● **TASK**:
Will you transcribe the entries that follow, exactly and in full?

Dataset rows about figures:
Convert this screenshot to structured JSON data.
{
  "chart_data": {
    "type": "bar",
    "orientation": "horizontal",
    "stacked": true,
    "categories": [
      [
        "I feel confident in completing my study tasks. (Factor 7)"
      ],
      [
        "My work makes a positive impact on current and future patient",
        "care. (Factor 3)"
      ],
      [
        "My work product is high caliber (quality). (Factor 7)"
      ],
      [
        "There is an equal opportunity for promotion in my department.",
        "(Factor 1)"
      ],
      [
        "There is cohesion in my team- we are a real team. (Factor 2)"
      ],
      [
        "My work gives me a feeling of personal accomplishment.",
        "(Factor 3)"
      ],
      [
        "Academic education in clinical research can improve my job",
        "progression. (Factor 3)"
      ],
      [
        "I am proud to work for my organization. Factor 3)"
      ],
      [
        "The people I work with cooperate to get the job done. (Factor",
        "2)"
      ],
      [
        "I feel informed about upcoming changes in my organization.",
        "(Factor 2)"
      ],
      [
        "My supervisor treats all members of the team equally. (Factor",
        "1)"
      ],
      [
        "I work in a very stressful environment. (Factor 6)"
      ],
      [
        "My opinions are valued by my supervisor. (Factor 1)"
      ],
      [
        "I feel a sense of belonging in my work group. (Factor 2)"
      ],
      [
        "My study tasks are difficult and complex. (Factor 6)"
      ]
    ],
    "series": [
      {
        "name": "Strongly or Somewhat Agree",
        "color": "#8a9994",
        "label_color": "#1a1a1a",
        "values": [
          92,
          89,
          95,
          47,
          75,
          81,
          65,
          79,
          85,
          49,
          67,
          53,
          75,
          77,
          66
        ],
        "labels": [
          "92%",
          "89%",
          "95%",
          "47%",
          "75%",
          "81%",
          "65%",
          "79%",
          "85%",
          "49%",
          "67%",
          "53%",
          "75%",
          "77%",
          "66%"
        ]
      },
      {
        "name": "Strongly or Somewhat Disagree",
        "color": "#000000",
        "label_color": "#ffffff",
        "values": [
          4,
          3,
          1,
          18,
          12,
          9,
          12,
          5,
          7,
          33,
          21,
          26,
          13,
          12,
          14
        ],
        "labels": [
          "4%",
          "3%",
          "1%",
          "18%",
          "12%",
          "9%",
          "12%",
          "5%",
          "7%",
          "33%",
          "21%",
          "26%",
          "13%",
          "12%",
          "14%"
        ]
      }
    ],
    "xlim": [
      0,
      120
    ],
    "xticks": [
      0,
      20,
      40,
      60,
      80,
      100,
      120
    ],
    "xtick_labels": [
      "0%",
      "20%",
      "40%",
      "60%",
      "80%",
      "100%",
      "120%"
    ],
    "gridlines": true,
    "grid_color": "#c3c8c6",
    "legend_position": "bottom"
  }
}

● **RESULT**:
Convert this screenshot to structured JSON data.
{
  "chart_data": {
    "type": "bar",
    "orientation": "horizontal",
    "stacked": true,
    "categories": [
      [
        "I feel confident in completing my study tasks. (Factor 7)"
      ],
      [
        "My work makes a positive impact on current and future patient",
        "care. (Factor 3)"
      ],
      [
        "My work product is high caliber (quality). (Factor 7)"
      ],
      [
        "There is an equal opportunity for promotion in my department.",
        "(Factor 1)"
      ],
      [
        "There is cohesion in my team- we are a real team. (Factor 2)"
      ],
      [
        "My work gives me a feeling of personal accomplishment.",
        "(Factor 3)"
      ],
      [
        "Academic education in clinical research can improve my job",
        "progression. (Factor 3)"
      ],
      [
        "I am proud to work for my organization. Factor 3)"
      ],
      [
        "The people I work with cooperate to get the job done. (Factor",
        "2)"
      ],
      [
        "I feel informed about upcoming changes in my organization.",
        "(Factor 2)"
      ],
      [
        "My supervisor treats all members of the team equally. (Factor",
        "1)"
      ],
      [
        "I work in a very stressful environment. (Factor 6)"
      ],
      [
        "My opinions are valued by my supervisor. (Factor 1)"
      ],
      [
        "I feel a sense of belonging in my work group. (Factor 2)"
      ],
      [
        "My study tasks are difficult and complex. (Factor 6)"
      ]
    ],
    "series": [
      {
        "name": "Strongly or Somewhat Agree",
        "color": "#8a9994",
        "label_color": "#1a1a1a",
        "values": [
          92,
          89,
          95,
          47,
          75,
          81,
          65,
          79,
          85,
          49,
          67,
          53,
          75,
          77,
          66
        ],
        "labels": [
          "92%",
          "89%",
          "95%",
          "47%",
          "75%",
          "81%",
          "65%",
          "79%",
          "85%",
          "49%",
          "67%",
          "53%",
          "75%",
          "77%",
          "66%"
        ]
      },
      {
        "name": "Strongly or Somewhat Disagree",
        "color": "#000000",
        "label_color": "#ffffff",
        "values": [
          4,
          3,
          1,
          18,
          12,
          9,
          12,
          5,
          7,
          33,
          21,
          26,
          13,
          12,
          14
        ],
        "labels": [
          "4%",
          "3%",
          "1%",
          "18%",
          "12%",
          "9%",
          "12%",
          "5%",
          "7%",
          "33%",
          "21%",
          "26%",
          "13%",
          "12%",
          "14%"
        ]
      }
    ],
    "xlim": [
      0,
      120
    ],
    "xticks": [
      0,
      20,
      40,
      60,
      80,
      100,
      120
    ],
    "xtick_labels": [
      "0%",
      "20%",
      "40%",
      "60%",
      "80%",
      "100%",
      "120%"
    ],
    "gridlines": true,
    "grid_color": "#c3c8c6",
    "legend_position": "bottom"
  }
}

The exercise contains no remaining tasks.